§ WRITTEN PROBLEM
Look through the records that follow. Copy every line containing the word "perspective".

[Dataset records]
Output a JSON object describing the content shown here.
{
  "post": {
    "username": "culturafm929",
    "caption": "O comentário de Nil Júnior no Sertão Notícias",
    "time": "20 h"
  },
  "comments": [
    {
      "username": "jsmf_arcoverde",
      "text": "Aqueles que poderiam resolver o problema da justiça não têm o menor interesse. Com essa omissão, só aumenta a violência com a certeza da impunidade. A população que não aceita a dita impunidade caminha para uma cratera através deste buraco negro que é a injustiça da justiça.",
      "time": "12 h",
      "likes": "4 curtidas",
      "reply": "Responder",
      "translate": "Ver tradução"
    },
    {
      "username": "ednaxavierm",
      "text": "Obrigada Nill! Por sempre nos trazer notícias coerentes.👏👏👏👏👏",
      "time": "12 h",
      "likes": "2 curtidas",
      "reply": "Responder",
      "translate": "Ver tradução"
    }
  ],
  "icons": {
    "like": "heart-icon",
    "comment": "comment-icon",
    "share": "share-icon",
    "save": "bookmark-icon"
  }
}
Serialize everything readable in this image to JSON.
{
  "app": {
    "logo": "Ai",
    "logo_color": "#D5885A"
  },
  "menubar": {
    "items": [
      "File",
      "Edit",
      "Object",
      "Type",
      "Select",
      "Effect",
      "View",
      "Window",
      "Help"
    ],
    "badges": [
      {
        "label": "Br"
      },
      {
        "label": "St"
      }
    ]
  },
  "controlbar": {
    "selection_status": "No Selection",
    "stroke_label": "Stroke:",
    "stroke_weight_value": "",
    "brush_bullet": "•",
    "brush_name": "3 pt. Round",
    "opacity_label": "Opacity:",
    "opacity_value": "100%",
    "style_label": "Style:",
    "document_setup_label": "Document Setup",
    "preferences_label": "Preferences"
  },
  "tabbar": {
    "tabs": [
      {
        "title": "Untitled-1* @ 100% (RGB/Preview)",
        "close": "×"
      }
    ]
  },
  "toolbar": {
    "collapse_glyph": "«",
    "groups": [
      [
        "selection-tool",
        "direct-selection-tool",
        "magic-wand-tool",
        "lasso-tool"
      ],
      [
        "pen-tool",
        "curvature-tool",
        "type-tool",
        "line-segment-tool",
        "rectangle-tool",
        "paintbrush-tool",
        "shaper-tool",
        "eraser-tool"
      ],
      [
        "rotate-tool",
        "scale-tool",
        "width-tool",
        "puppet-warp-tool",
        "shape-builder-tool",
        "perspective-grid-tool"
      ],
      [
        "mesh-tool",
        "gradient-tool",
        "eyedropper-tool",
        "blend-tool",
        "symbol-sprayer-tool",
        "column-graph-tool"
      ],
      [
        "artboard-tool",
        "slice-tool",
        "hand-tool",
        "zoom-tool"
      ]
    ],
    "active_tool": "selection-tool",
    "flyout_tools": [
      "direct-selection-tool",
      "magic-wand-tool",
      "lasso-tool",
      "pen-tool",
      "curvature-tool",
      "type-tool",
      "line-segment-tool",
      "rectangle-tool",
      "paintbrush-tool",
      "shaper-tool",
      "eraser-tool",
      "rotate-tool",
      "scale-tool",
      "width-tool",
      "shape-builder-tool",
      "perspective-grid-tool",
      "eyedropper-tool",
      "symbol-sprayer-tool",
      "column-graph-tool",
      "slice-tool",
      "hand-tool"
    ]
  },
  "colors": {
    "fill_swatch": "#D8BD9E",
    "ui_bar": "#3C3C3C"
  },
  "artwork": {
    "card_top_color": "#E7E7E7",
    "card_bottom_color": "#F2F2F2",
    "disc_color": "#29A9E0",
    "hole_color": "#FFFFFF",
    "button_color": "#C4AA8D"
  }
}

§ RESULT FOR THIS EXERCISE
        "perspective-grid-tool"
      "perspective-grid-tool",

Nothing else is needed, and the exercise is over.